▶ Information provided:
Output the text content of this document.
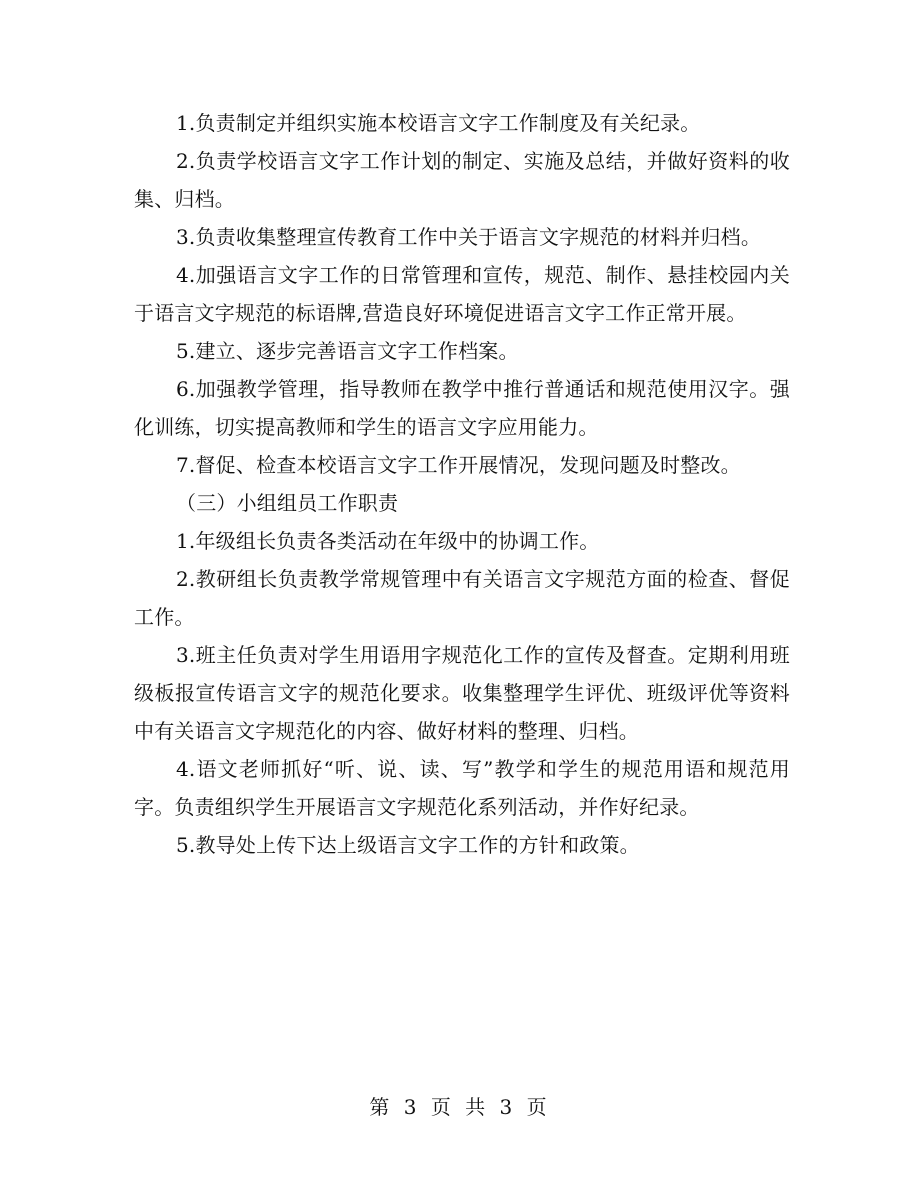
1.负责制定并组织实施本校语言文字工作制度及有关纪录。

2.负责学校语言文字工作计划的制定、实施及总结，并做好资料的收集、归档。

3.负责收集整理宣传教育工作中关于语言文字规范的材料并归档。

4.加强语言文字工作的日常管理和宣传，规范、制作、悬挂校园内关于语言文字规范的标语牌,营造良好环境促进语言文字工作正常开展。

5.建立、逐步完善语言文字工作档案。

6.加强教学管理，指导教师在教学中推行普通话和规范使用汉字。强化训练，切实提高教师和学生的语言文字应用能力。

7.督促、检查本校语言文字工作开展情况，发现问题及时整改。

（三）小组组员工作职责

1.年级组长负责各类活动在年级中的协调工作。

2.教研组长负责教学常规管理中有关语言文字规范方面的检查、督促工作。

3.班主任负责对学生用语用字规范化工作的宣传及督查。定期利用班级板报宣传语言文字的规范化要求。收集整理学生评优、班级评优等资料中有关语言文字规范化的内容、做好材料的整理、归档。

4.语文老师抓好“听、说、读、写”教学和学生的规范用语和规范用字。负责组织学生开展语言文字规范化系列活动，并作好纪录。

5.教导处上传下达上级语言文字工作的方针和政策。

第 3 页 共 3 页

▶ Exercise aim: Every line of text is to be repeated exactly; pictures are left out.

▶ Solution to the exercise:
Output the text content of this document.
1.负责制定并组织实施本校语言文字工作制度及有关纪录。

2.负责学校语言文字工作计划的制定、实施及总结，并做好资料的收集、归档。

3.负责收集整理宣传教育工作中关于语言文字规范的材料并归档。

4.加强语言文字工作的日常管理和宣传，规范、制作、悬挂校园内关于语言文字规范的标语牌,营造良好环境促进语言文字工作正常开展。

5.建立、逐步完善语言文字工作档案。

6.加强教学管理，指导教师在教学中推行普通话和规范使用汉字。强化训练，切实提高教师和学生的语言文字应用能力。

7.督促、检查本校语言文字工作开展情况，发现问题及时整改。

（三）小组组员工作职责

1.年级组长负责各类活动在年级中的协调工作。

2.教研组长负责教学常规管理中有关语言文字规范方面的检查、督促工作。

3.班主任负责对学生用语用字规范化工作的宣传及督查。定期利用班级板报宣传语言文字的规范化要求。收集整理学生评优、班级评优等资料中有关语言文字规范化的内容、做好材料的整理、归档。

4.语文老师抓好“听、说、读、写”教学和学生的规范用语和规范用字。负责组织学生开展语言文字规范化系列活动，并作好纪录。

5.教导处上传下达上级语言文字工作的方针和政策。

第 3 页 共 3 页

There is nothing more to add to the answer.